--- Begin ---

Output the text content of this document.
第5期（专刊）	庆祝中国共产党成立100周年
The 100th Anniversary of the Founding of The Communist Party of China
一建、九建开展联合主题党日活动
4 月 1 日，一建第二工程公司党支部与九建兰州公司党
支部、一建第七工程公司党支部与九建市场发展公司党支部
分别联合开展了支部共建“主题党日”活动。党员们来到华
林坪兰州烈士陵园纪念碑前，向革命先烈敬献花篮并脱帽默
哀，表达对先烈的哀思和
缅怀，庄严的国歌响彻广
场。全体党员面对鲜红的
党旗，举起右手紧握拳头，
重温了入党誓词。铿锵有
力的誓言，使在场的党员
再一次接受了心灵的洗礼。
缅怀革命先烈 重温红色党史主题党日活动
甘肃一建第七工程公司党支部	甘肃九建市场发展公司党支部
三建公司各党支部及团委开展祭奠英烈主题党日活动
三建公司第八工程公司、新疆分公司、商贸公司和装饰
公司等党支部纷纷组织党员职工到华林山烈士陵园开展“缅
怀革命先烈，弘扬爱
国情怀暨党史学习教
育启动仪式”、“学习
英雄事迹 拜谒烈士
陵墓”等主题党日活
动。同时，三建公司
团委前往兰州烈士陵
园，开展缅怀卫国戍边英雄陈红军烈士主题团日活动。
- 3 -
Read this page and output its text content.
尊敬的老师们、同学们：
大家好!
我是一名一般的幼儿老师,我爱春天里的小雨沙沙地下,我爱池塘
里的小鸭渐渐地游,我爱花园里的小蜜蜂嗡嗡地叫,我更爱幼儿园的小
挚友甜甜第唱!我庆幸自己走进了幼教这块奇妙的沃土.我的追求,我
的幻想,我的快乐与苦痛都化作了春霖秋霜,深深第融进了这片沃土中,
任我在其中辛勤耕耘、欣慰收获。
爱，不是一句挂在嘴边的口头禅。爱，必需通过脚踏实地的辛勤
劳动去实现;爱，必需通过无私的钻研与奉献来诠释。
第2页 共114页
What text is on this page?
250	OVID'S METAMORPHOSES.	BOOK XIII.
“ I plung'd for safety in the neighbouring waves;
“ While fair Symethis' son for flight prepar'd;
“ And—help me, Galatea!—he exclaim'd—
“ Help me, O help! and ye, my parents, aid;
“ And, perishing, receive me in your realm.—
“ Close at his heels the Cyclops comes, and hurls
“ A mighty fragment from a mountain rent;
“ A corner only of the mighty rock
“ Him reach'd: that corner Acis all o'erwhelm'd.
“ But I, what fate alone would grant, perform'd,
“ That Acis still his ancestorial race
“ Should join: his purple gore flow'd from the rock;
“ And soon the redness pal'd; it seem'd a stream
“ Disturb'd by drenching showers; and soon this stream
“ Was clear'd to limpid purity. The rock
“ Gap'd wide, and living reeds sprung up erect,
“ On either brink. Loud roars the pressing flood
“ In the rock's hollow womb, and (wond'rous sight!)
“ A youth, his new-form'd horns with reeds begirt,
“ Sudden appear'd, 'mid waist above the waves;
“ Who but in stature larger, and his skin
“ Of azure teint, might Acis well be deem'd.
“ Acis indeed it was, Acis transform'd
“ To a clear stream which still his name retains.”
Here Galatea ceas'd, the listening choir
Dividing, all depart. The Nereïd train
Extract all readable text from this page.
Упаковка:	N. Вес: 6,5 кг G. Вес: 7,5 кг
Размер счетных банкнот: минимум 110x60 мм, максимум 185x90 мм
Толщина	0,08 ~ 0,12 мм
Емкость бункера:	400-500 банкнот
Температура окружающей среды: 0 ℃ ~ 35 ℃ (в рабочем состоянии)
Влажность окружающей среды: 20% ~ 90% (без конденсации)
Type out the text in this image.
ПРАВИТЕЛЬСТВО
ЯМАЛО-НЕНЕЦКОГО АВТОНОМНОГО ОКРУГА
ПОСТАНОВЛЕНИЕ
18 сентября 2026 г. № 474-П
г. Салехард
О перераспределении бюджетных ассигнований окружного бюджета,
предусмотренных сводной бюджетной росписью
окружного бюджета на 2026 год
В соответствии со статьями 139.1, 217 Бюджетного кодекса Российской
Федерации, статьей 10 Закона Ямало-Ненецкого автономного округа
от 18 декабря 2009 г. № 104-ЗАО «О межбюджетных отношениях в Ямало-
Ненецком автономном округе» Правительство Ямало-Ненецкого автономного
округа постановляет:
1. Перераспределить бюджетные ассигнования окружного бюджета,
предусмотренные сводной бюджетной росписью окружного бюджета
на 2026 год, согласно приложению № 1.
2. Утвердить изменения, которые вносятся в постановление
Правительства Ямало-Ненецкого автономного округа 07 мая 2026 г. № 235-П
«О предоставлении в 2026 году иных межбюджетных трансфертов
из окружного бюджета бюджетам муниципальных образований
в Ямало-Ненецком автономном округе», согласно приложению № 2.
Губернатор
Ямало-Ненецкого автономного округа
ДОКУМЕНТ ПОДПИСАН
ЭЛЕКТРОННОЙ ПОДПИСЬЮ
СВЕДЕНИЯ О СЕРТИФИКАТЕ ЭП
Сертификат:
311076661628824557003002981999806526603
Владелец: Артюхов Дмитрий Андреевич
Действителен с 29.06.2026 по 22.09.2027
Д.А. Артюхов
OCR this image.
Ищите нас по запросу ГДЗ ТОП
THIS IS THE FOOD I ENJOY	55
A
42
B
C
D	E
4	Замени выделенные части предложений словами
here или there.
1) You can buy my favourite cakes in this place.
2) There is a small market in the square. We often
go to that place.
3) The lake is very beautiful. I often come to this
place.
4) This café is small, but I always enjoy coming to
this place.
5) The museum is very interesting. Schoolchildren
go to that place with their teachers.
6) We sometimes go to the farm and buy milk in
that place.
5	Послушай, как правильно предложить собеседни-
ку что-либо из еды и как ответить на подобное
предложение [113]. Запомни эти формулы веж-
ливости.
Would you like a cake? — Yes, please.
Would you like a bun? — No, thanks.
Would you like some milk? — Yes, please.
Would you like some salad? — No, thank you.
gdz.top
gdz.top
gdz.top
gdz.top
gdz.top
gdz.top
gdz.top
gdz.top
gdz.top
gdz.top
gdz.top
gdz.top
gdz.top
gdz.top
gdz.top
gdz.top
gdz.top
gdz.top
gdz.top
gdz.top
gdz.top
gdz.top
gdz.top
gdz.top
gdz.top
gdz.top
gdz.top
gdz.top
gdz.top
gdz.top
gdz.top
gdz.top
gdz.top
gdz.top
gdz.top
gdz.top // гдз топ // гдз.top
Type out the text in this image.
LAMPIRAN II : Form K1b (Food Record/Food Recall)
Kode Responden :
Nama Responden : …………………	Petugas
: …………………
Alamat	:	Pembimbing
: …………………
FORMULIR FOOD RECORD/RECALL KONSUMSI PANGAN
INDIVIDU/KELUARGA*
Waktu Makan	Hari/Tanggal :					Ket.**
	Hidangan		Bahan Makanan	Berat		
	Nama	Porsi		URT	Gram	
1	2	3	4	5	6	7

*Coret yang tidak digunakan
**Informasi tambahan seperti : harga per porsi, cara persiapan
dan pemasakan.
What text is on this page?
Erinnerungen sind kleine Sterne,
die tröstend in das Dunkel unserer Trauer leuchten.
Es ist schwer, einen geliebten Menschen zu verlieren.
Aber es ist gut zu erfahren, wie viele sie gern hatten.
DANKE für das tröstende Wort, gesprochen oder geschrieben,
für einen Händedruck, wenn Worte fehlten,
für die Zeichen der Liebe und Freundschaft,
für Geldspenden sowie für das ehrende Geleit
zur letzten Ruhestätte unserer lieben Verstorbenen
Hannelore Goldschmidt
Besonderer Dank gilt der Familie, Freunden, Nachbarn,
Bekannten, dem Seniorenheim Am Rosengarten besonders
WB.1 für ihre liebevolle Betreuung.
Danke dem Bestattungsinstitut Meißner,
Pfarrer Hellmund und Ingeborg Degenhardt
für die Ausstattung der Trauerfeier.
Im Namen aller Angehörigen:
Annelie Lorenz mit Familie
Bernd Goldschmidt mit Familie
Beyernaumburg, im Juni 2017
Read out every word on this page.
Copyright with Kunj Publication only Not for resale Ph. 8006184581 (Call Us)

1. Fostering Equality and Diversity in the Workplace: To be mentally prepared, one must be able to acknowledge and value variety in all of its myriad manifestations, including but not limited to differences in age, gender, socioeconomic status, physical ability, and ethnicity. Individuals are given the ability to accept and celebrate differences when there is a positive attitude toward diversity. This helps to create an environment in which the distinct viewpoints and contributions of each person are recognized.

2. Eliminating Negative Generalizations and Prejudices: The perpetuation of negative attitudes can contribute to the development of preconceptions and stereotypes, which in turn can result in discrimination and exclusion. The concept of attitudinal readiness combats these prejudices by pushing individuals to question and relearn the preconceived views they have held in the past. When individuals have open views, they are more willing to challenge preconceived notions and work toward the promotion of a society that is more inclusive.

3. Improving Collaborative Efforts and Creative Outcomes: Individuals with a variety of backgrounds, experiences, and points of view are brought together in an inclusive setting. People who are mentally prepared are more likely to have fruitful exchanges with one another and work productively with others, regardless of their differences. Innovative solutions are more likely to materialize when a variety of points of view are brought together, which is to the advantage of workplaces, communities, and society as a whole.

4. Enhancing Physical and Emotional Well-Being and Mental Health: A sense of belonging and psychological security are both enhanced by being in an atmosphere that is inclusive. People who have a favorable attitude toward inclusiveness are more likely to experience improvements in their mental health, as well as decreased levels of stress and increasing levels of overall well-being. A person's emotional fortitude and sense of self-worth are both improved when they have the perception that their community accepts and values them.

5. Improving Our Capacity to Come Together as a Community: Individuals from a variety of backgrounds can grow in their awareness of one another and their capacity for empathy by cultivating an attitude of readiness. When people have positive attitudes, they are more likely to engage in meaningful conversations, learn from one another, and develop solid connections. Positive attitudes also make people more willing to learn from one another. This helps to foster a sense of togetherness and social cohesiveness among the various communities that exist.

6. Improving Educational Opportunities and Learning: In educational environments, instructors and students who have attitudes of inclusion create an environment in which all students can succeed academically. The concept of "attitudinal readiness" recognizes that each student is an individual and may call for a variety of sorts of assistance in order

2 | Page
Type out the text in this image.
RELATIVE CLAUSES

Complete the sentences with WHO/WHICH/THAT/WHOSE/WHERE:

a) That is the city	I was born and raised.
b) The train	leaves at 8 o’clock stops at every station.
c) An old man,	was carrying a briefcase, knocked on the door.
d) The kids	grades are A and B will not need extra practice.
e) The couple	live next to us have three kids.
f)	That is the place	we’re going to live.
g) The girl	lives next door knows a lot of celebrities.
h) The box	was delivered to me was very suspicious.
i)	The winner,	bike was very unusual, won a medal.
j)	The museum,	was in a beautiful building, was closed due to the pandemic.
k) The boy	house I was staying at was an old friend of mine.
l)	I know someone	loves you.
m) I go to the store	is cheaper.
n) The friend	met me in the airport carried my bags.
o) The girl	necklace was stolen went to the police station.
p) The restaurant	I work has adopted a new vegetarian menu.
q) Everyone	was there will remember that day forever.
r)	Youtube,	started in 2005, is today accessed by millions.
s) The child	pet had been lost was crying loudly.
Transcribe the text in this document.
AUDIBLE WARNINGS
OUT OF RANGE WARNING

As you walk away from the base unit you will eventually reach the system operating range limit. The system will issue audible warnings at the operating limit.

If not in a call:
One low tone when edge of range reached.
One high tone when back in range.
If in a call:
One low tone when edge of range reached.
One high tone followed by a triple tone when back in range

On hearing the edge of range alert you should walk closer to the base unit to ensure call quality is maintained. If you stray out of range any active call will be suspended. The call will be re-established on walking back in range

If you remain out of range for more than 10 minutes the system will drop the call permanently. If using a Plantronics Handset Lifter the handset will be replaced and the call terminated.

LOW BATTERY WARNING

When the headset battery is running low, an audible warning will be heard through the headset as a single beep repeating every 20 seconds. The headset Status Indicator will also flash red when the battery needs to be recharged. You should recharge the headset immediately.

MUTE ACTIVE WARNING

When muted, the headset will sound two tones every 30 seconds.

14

--- End ---

WORK TO DO
Give only the number of lines in the entries above that hold the string "межбюджетных".

EXERCISE OUTPUT
2